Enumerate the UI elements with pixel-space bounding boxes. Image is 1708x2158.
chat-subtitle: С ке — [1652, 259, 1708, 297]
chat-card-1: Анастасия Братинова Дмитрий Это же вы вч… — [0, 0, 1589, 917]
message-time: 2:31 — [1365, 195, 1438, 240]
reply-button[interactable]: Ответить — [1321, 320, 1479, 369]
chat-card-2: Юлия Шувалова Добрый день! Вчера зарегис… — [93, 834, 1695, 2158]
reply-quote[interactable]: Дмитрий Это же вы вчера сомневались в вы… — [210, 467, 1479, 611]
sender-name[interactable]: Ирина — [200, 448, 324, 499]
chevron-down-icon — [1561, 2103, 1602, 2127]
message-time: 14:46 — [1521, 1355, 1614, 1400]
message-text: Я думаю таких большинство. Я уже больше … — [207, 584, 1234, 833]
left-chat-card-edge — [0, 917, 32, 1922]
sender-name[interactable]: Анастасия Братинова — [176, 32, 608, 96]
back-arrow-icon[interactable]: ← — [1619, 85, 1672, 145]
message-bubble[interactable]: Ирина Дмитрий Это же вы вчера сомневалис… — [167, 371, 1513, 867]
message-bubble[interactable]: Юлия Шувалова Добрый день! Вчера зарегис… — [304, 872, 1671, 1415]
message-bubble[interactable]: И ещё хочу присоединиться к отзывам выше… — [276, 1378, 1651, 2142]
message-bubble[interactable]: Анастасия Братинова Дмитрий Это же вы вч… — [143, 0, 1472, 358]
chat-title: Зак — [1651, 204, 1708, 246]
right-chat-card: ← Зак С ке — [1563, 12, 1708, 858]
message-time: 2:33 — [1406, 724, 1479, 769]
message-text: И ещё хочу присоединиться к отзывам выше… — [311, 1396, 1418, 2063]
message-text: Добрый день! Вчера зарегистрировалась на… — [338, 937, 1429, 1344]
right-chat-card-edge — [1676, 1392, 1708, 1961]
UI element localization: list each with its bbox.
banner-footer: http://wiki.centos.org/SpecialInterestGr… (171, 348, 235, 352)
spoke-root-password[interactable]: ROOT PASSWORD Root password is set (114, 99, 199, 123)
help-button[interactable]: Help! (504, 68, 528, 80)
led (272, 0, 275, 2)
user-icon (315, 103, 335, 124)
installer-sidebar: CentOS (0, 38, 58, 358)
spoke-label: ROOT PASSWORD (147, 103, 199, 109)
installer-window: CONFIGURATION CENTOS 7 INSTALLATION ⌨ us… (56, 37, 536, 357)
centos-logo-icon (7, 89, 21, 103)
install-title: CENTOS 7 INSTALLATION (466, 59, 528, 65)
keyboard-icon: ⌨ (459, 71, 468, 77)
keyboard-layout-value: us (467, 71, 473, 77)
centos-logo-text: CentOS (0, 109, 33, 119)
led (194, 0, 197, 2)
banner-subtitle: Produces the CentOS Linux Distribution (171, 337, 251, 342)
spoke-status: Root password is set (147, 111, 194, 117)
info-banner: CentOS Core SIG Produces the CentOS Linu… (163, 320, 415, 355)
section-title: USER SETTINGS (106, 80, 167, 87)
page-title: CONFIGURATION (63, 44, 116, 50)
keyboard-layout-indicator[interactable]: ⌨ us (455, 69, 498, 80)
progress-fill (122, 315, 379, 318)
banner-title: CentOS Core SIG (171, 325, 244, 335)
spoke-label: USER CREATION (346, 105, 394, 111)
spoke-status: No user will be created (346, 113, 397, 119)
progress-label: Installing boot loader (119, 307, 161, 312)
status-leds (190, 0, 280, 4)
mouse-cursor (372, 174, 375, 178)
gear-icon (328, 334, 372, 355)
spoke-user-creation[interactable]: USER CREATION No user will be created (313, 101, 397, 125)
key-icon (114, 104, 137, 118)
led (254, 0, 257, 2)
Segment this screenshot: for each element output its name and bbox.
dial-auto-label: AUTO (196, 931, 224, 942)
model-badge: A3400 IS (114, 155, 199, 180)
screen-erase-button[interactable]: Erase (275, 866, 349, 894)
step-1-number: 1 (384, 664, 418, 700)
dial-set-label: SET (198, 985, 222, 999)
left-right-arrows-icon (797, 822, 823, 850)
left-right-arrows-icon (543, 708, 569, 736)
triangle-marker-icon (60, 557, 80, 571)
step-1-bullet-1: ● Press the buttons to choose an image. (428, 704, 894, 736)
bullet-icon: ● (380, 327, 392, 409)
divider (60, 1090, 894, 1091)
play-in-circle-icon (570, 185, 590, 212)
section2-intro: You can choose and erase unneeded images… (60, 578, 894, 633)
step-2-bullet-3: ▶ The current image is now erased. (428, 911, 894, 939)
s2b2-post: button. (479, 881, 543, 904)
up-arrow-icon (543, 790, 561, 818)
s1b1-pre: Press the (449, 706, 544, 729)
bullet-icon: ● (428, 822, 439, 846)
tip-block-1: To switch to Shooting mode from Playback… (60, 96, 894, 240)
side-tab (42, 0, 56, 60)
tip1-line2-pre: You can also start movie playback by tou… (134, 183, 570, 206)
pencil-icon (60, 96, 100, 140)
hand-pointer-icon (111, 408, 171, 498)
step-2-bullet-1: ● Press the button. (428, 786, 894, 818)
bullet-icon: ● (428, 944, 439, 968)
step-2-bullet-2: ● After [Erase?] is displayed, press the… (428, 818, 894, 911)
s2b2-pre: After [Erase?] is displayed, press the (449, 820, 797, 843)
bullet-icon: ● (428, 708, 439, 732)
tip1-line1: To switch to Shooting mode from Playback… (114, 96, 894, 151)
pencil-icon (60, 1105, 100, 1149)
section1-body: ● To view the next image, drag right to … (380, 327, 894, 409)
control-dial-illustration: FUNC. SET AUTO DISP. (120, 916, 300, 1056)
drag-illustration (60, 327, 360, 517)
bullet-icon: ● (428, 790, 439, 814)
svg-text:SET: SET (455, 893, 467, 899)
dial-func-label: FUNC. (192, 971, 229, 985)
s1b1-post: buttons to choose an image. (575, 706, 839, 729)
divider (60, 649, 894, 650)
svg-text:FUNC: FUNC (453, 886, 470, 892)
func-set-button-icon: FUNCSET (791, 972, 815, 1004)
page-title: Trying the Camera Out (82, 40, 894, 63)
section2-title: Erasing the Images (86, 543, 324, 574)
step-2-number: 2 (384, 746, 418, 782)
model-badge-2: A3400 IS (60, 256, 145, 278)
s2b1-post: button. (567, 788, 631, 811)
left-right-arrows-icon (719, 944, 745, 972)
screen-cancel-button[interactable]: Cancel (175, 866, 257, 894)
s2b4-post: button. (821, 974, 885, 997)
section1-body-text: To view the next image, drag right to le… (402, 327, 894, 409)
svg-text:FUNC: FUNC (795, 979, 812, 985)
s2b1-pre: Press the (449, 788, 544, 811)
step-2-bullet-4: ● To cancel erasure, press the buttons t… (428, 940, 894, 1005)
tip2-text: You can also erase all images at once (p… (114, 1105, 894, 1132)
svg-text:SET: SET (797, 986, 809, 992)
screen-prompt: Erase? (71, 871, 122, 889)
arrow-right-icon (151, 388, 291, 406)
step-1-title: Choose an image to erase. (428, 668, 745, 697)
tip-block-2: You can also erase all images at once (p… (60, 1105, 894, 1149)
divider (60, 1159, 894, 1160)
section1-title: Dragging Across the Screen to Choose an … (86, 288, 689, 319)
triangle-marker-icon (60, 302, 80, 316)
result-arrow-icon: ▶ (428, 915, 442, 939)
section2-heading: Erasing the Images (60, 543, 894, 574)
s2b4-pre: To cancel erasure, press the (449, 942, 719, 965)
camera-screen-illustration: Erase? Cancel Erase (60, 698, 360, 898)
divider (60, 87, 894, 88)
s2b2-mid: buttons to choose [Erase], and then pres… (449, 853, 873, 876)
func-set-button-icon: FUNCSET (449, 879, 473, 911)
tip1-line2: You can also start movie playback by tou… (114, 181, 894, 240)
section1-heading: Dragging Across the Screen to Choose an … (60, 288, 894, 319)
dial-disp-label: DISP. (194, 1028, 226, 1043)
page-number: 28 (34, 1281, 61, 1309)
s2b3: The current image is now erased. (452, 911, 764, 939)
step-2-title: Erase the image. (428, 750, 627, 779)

▶ WHAT YOU ARE ASKED TO DO
Rewrite the entries from the start through the line containing "message-text: Добрый день!", changing "message-time" to "timestamp" and leaving everything else as it is.

▶ RESULT
Enumerate the UI elements with pixel-space bounding boxes. Image is 1708x2158.
chat-subtitle: С ке — [1652, 259, 1708, 297]
chat-card-1: Анастасия Братинова Дмитрий Это же вы вч… — [0, 0, 1589, 917]
timestamp: 2:31 — [1365, 195, 1438, 240]
reply-button[interactable]: Ответить — [1321, 320, 1479, 369]
chat-card-2: Юлия Шувалова Добрый день! Вчера зарегис… — [93, 834, 1695, 2158]
reply-quote[interactable]: Дмитрий Это же вы вчера сомневались в вы… — [210, 467, 1479, 611]
sender-name[interactable]: Ирина — [200, 448, 324, 499]
chevron-down-icon — [1561, 2103, 1602, 2127]
timestamp: 14:46 — [1521, 1355, 1614, 1400]
message-text: Я думаю таких большинство. Я уже больше … — [207, 584, 1234, 833]
left-chat-card-edge — [0, 917, 32, 1922]
sender-name[interactable]: Анастасия Братинова — [176, 32, 608, 96]
back-arrow-icon[interactable]: ← — [1619, 85, 1672, 145]
message-bubble[interactable]: Ирина Дмитрий Это же вы вчера сомневалис… — [167, 371, 1513, 867]
message-bubble[interactable]: Юлия Шувалова Добрый день! Вчера зарегис… — [304, 872, 1671, 1415]
message-bubble[interactable]: И ещё хочу присоединиться к отзывам выше… — [276, 1378, 1651, 2142]
message-bubble[interactable]: Анастасия Братинова Дмитрий Это же вы вч… — [143, 0, 1472, 358]
chat-title: Зак — [1651, 204, 1708, 246]
right-chat-card: ← Зак С ке — [1563, 12, 1708, 858]
timestamp: 2:33 — [1406, 724, 1479, 769]
message-text: И ещё хочу присоединиться к отзывам выше… — [311, 1396, 1418, 2063]
message-text: Добрый день! Вчера зарегистрировалась на… — [338, 937, 1429, 1344]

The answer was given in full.